Source extract -
○ ○ ○

Nakedness, Story 2: Stripping Down
Being naked–or seeing others naked–can evoke a firestorm of emotions . . . everything from freedom to vulnerability to sensuality to shame. In three stories pulled from the Storytelling Project archives (created in 2012) we explore the glory and grit of stripping down.
Transcript for Nakedness, Story 2: Stripping Down
Show Theme Opening
Destiny: This is State of the Human, the podcast of the Stanford Storytelling Project. Each episode, we take a common human experience, like teaching or breathing or joking and bring you stories that deepen our understanding of that experience. My name is Destiny Cunningham and in the next few episodes, we're looking at the theme of nakedness. This series will feature stories about naked theater, worker owned strip clubs, and news retreats. It's about the transformative process of revealing ourselves, physically, mentally, and spiritually. It's about the tension between shame and acceptance, and the process of discovering who we are in the middle of it all.
And especially in today's episode, it's about transforming nakedness into a space for joy and self discovery.
In the next half hour, you'll hear three phenomenal stories from our archives created by former Stanford students, each story answers questions about how we step out of our comfort zones and gives us insight into what happens when we push our boundaries and embrace the unexpected.
In our first story, You will hear from Hannah as she grapples with accepting her truest self, and contemplates the effects of nakedness on her relationships.
Hannah: My freshman year, I worked in a green library. And there was a very Spunky, charismatic woman who worked there with me, named Michelle Sutherland. And she was a drama major.
Rachel: This is Hannah Kopp-yates. She's going to tell a story about the time she acted in what started out as a pretty weird play, and soon became a very weird play.
Hannah: She was doing her senior project, and she knew that I could do a little bit of Indian dance, and she recruited me.
Rachel: The play Hannah was recruited for was called Medea, Medea, Medea. It was kind of an avant garde version of the myth of Jason and Medea. In the myth, Medea is a powerful witch who falls in love with, and marries, a hero named Jason. Jason is one of those hunky Greek adventurers with a fatal flaw. He's the guy with the commitment problem.

○ ○ ○

Exercises -
a. In the nakedness podcast transcript, what was the name of the play Hannah was recruited for?
b. Write the next few lines of the nakedness podcast transcript, picking up after its final sentence.

○ ○ ○

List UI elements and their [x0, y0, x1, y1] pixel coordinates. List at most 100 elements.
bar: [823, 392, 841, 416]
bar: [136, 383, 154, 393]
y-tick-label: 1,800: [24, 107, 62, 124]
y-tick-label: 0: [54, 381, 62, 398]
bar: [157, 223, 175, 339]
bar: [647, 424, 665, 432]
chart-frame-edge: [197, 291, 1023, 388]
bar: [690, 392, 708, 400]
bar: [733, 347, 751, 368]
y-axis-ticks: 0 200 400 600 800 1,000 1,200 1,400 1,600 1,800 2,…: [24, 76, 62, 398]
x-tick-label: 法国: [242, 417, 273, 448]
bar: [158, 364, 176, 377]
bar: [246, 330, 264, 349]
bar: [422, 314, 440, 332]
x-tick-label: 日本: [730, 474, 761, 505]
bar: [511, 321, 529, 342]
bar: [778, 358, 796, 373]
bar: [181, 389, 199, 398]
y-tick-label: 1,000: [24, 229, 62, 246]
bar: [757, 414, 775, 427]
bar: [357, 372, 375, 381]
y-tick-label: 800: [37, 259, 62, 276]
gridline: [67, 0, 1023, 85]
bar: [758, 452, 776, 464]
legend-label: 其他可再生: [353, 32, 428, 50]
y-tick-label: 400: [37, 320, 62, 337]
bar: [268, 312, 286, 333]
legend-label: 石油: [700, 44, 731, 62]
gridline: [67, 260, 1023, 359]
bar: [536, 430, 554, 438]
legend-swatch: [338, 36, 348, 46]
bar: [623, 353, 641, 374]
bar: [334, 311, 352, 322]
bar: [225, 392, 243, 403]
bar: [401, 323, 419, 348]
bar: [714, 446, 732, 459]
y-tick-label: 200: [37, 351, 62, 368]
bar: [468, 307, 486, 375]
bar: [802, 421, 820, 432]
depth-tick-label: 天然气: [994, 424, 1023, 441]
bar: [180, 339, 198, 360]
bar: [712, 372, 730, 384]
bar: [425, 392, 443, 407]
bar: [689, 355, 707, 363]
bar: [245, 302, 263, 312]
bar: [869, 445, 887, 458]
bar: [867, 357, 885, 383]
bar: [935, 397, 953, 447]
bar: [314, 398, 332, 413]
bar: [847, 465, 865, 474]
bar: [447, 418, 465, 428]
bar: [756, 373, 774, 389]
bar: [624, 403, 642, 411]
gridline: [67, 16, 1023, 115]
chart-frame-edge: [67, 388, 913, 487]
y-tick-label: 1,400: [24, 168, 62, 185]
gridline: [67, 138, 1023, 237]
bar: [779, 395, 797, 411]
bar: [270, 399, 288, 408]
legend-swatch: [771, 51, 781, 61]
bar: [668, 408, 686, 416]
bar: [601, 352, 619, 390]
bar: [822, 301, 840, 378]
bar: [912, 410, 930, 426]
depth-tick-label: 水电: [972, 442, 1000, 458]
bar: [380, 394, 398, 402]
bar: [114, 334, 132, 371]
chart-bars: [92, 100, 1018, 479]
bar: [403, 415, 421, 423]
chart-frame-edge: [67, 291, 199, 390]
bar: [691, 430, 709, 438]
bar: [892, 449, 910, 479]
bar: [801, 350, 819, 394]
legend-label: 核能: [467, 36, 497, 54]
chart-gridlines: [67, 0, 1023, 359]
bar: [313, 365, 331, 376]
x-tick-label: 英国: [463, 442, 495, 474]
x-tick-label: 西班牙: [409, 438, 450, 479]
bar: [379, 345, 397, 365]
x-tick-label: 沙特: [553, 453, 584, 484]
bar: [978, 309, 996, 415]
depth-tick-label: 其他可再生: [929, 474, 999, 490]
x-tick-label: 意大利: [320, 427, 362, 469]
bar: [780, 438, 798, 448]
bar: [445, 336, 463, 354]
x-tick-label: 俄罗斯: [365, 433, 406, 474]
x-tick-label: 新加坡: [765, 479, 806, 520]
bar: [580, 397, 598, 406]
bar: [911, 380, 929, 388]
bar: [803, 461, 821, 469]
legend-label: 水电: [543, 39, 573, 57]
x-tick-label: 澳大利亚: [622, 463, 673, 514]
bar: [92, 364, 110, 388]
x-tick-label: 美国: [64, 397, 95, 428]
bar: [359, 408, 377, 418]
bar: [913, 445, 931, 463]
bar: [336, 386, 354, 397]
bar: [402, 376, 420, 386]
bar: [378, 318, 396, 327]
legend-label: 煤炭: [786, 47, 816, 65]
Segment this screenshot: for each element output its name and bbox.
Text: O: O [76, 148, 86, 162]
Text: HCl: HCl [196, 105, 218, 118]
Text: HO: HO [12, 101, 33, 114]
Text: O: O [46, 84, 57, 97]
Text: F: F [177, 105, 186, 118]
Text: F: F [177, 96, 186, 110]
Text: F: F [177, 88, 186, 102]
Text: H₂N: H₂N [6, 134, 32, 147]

○ ○ ○

Answer list -
a. Medea, Medea, Medea.

b.
And, you guessed it, after he marries Medea, he isn't faithful.
Hannah: He was in love with Glocki, the daughter of the king of Corinth. And he married her. And that was who I played.
Rachel: Medea, who in this version is actually a puppet in a long frilly dress, discovers that Jason has betrayed her. And so, she takes her revenge on poor Glocky.
Hannah: She crafts this long crocheted red rope. And at the end, she comes and offers it to me as a wedding gift. And Glocky, who's young and vain and beautiful, is of course really excited to try on this fancy new article of rope clothing, and winds it around herself ritualistically, and then dies a slow, horrible death as the poison sets in. So yeah, that was my terrible fate.
Rachel: At this story's core are raw emotions that almost everybody who has ever fallen in love has felt. Passion. Jealousy. Betrayal. Hannah and her castmates wanted to really make the audience feel those emotions, to access them on a more primal, physical level than dialogue or even words. So, they threw away the script.
Hannah: And had no more script by the end of the first week of working together.
Rachel: But after a few practices, they decided that doing the play in silence was not enough. They needed to strip away more.
You're listening to State of the Human, the radio show of the Stanford Storytelling Project. I'm your host, Rachel Hamburg, and this week's show is all about what happens when people strip down to the bare necessities.
Hannah: Our director was working with the costumes people, because they help with like every play that someone puts on, they'll help you figure things out. There was some talk of like, everything white, um, but then we ended up having a, a white costume. And so we didn't want to blend in with that. And black felt too stark. She definitely didn't want to go period. And so, like, the more we thought about it, I think, I wonder, I can't quite remember, but I think I might have been the first one to say the idea out loud. But at one point I was like, Well, I guess we just have to do it naked. And she was like, Yes. And I was like, oh, oh, oh, I, okay, alright.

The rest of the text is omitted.